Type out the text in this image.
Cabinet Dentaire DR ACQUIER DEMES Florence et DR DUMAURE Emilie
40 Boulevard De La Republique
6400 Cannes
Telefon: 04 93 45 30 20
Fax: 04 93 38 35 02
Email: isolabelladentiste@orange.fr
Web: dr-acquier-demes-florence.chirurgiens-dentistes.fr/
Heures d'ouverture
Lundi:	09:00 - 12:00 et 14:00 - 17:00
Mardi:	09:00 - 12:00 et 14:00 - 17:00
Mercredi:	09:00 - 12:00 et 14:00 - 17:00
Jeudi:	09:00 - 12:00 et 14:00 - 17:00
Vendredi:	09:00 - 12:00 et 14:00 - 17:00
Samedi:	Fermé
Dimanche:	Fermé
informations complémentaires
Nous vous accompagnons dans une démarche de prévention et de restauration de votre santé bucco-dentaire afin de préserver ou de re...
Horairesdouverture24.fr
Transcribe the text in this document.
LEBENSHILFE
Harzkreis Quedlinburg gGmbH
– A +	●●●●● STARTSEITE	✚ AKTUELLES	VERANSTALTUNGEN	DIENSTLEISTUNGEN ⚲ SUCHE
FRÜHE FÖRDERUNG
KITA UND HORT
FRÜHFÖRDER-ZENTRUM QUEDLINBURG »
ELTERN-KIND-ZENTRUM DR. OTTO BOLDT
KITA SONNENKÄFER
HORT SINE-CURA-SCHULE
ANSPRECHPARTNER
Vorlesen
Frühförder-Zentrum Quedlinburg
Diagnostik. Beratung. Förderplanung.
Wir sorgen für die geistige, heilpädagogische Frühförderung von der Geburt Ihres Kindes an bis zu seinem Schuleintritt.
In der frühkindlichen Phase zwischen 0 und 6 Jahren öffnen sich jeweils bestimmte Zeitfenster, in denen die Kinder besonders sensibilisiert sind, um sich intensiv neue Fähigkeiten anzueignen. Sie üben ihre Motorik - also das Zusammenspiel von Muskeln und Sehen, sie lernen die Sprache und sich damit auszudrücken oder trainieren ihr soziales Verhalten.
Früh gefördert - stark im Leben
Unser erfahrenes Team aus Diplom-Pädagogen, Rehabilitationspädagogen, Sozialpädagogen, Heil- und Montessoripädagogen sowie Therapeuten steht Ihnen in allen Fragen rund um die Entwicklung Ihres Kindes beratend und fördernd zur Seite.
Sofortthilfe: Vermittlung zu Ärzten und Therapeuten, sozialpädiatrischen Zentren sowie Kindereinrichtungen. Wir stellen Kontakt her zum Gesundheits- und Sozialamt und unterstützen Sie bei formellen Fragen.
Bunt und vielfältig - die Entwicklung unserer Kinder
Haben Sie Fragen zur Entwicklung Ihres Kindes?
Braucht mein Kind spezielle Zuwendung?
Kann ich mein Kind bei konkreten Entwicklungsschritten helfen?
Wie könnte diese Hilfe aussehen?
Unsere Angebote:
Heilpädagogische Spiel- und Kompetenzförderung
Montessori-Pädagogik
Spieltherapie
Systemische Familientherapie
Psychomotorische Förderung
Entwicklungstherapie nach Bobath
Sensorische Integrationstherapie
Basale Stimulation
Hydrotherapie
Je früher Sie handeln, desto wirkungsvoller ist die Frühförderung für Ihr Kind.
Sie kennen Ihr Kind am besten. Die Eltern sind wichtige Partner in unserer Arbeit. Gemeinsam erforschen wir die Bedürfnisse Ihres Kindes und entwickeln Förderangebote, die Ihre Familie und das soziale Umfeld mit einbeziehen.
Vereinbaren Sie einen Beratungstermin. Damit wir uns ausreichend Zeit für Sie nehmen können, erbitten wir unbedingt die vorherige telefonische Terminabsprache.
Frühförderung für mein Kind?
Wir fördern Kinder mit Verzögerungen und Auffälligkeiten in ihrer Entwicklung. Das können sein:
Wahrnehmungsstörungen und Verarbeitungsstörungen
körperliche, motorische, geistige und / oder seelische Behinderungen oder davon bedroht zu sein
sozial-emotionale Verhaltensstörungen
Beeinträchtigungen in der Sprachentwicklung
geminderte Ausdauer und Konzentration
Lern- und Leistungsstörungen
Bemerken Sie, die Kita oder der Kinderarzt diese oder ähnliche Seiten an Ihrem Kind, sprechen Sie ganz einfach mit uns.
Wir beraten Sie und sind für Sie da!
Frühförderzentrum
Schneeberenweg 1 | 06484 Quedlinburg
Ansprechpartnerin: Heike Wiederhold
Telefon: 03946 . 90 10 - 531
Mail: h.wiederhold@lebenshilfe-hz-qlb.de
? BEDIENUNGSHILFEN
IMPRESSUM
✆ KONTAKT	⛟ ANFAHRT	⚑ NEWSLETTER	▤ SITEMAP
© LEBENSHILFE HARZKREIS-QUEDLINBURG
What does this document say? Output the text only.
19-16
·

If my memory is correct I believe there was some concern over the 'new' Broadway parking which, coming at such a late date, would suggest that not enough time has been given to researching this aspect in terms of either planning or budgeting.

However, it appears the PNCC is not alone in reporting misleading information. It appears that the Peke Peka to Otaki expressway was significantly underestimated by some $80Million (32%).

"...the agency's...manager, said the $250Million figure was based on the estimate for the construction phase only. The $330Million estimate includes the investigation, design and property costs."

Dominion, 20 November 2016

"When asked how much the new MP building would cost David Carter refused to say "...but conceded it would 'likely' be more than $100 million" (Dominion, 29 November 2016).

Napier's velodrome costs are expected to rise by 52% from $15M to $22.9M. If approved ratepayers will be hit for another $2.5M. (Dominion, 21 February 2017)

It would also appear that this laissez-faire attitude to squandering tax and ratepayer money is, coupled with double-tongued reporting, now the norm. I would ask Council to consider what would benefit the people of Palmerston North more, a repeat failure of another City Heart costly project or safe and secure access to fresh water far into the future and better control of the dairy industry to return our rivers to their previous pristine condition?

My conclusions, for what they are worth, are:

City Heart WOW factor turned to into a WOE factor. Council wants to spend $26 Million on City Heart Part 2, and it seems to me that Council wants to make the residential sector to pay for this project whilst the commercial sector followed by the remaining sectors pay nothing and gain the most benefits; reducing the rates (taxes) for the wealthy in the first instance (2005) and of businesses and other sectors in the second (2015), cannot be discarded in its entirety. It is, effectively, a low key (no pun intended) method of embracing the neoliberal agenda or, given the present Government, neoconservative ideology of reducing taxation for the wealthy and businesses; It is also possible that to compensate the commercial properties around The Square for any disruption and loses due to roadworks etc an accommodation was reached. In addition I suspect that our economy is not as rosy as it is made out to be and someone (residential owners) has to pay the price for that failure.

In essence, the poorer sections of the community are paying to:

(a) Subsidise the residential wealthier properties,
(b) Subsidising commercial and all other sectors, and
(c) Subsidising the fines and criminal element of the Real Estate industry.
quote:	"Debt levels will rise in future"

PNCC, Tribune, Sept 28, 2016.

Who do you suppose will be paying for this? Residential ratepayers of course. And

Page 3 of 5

WHAT IS REQUIRED – Find every line above that contains the word "Subsidising", and return each one.

TASK SOLUTION –
(b) Subsidising commercial and all other sectors, and
(c) Subsidising the fines and criminal element of the Real Estate industry.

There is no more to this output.